Records from a data collection
··········
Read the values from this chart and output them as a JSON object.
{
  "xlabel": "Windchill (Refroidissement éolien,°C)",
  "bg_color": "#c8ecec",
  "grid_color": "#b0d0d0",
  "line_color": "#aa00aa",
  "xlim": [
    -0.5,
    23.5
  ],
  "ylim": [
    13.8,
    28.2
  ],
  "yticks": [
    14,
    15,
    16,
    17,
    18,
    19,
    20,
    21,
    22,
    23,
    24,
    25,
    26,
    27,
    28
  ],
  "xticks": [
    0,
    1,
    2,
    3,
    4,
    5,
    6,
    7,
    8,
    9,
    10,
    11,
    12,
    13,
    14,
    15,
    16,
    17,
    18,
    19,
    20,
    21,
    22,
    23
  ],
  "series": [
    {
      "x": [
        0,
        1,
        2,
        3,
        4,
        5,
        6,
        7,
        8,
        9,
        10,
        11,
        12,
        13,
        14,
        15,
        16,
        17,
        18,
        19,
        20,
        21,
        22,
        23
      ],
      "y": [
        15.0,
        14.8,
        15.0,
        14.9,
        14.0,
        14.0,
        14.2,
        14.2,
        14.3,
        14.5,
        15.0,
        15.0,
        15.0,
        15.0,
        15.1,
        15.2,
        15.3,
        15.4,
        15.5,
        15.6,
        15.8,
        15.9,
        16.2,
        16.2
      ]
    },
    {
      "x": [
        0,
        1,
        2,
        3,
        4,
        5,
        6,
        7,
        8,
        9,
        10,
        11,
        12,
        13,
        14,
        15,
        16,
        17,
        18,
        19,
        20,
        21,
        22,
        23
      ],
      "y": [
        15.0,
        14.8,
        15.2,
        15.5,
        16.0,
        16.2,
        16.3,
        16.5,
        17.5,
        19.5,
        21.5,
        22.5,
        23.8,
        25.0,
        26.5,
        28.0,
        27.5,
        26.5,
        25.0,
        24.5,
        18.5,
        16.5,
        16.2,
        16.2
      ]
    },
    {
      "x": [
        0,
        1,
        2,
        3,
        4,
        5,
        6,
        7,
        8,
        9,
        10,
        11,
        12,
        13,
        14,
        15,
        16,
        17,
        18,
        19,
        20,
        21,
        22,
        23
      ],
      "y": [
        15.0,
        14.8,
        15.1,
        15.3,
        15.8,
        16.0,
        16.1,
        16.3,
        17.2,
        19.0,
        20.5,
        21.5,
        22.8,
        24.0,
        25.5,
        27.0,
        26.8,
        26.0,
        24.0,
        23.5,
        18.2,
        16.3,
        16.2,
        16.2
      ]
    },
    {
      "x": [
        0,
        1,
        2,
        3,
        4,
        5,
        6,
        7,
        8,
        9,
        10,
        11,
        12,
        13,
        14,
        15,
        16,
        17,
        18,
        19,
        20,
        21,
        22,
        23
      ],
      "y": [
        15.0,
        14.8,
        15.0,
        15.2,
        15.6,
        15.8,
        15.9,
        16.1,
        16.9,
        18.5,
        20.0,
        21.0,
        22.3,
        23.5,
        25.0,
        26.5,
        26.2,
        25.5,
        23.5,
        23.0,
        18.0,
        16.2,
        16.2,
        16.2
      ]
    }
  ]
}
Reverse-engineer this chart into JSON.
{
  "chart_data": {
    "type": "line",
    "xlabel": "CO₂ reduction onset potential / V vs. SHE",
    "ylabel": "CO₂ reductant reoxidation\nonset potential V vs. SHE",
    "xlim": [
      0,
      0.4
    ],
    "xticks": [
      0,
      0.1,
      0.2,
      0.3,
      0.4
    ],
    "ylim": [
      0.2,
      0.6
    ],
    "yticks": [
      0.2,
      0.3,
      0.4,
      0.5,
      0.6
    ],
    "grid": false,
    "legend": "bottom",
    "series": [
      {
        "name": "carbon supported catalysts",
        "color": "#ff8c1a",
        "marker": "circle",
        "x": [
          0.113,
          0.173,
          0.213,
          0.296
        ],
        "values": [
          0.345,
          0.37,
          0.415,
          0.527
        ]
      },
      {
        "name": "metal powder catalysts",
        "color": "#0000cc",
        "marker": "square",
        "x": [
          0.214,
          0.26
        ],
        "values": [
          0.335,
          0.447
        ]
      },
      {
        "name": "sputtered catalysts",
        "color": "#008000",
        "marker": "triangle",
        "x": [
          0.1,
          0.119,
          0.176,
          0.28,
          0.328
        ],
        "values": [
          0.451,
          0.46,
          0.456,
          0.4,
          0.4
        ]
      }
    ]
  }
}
··········
Go through the records and print each one exactly.

FINAL ANSWER:
Read the values from this chart and output them as a JSON object.
{
  "xlabel": "Windchill (Refroidissement éolien,°C)",
  "bg_color": "#c8ecec",
  "grid_color": "#b0d0d0",
  "line_color": "#aa00aa",
  "xlim": [
    -0.5,
    23.5
  ],
  "ylim": [
    13.8,
    28.2
  ],
  "yticks": [
    14,
    15,
    16,
    17,
    18,
    19,
    20,
    21,
    22,
    23,
    24,
    25,
    26,
    27,
    28
  ],
  "xticks": [
    0,
    1,
    2,
    3,
    4,
    5,
    6,
    7,
    8,
    9,
    10,
    11,
    12,
    13,
    14,
    15,
    16,
    17,
    18,
    19,
    20,
    21,
    22,
    23
  ],
  "series": [
    {
      "x": [
        0,
        1,
        2,
        3,
        4,
        5,
        6,
        7,
        8,
        9,
        10,
        11,
        12,
        13,
        14,
        15,
        16,
        17,
        18,
        19,
        20,
        21,
        22,
        23
      ],
      "y": [
        15.0,
        14.8,
        15.0,
        14.9,
        14.0,
        14.0,
        14.2,
        14.2,
        14.3,
        14.5,
        15.0,
        15.0,
        15.0,
        15.0,
        15.1,
        15.2,
        15.3,
        15.4,
        15.5,
        15.6,
        15.8,
        15.9,
        16.2,
        16.2
      ]
    },
    {
      "x": [
        0,
        1,
        2,
        3,
        4,
        5,
        6,
        7,
        8,
        9,
        10,
        11,
        12,
        13,
        14,
        15,
        16,
        17,
        18,
        19,
        20,
        21,
        22,
        23
      ],
      "y": [
        15.0,
        14.8,
        15.2,
        15.5,
        16.0,
        16.2,
        16.3,
        16.5,
        17.5,
        19.5,
        21.5,
        22.5,
        23.8,
        25.0,
        26.5,
        28.0,
        27.5,
        26.5,
        25.0,
        24.5,
        18.5,
        16.5,
        16.2,
        16.2
      ]
    },
    {
      "x": [
        0,
        1,
        2,
        3,
        4,
        5,
        6,
        7,
        8,
        9,
        10,
        11,
        12,
        13,
        14,
        15,
        16,
        17,
        18,
        19,
        20,
        21,
        22,
        23
      ],
      "y": [
        15.0,
        14.8,
        15.1,
        15.3,
        15.8,
        16.0,
        16.1,
        16.3,
        17.2,
        19.0,
        20.5,
        21.5,
        22.8,
        24.0,
        25.5,
        27.0,
        26.8,
        26.0,
        24.0,
        23.5,
        18.2,
        16.3,
        16.2,
        16.2
      ]
    },
    {
      "x": [
        0,
        1,
        2,
        3,
        4,
        5,
        6,
        7,
        8,
        9,
        10,
        11,
        12,
        13,
        14,
        15,
        16,
        17,
        18,
        19,
        20,
        21,
        22,
        23
      ],
      "y": [
        15.0,
        14.8,
        15.0,
        15.2,
        15.6,
        15.8,
        15.9,
        16.1,
        16.9,
        18.5,
        20.0,
        21.0,
        22.3,
        23.5,
        25.0,
        26.5,
        26.2,
        25.5,
        23.5,
        23.0,
        18.0,
        16.2,
        16.2,
        16.2
      ]
    }
  ]
}
Reverse-engineer this chart into JSON.
{
  "chart_data": {
    "type": "line",
    "xlabel": "CO₂ reduction onset potential / V vs. SHE",
    "ylabel": "CO₂ reductant reoxidation\nonset potential V vs. SHE",
    "xlim": [
      0,
      0.4
    ],
    "xticks": [
      0,
      0.1,
      0.2,
      0.3,
      0.4
    ],
    "ylim": [
      0.2,
      0.6
    ],
    "yticks": [
      0.2,
      0.3,
      0.4,
      0.5,
      0.6
    ],
    "grid": false,
    "legend": "bottom",
    "series": [
      {
        "name": "carbon supported catalysts",
        "color": "#ff8c1a",
        "marker": "circle",
        "x": [
          0.113,
          0.173,
          0.213,
          0.296
        ],
        "values": [
          0.345,
          0.37,
          0.415,
          0.527
        ]
      },
      {
        "name": "metal powder catalysts",
        "color": "#0000cc",
        "marker": "square",
        "x": [
          0.214,
          0.26
        ],
        "values": [
          0.335,
          0.447
        ]
      },
      {
        "name": "sputtered catalysts",
        "color": "#008000",
        "marker": "triangle",
        "x": [
          0.1,
          0.119,
          0.176,
          0.28,
          0.328
        ],
        "values": [
          0.451,
          0.46,
          0.456,
          0.4,
          0.4
        ]
      }
    ]
  }
}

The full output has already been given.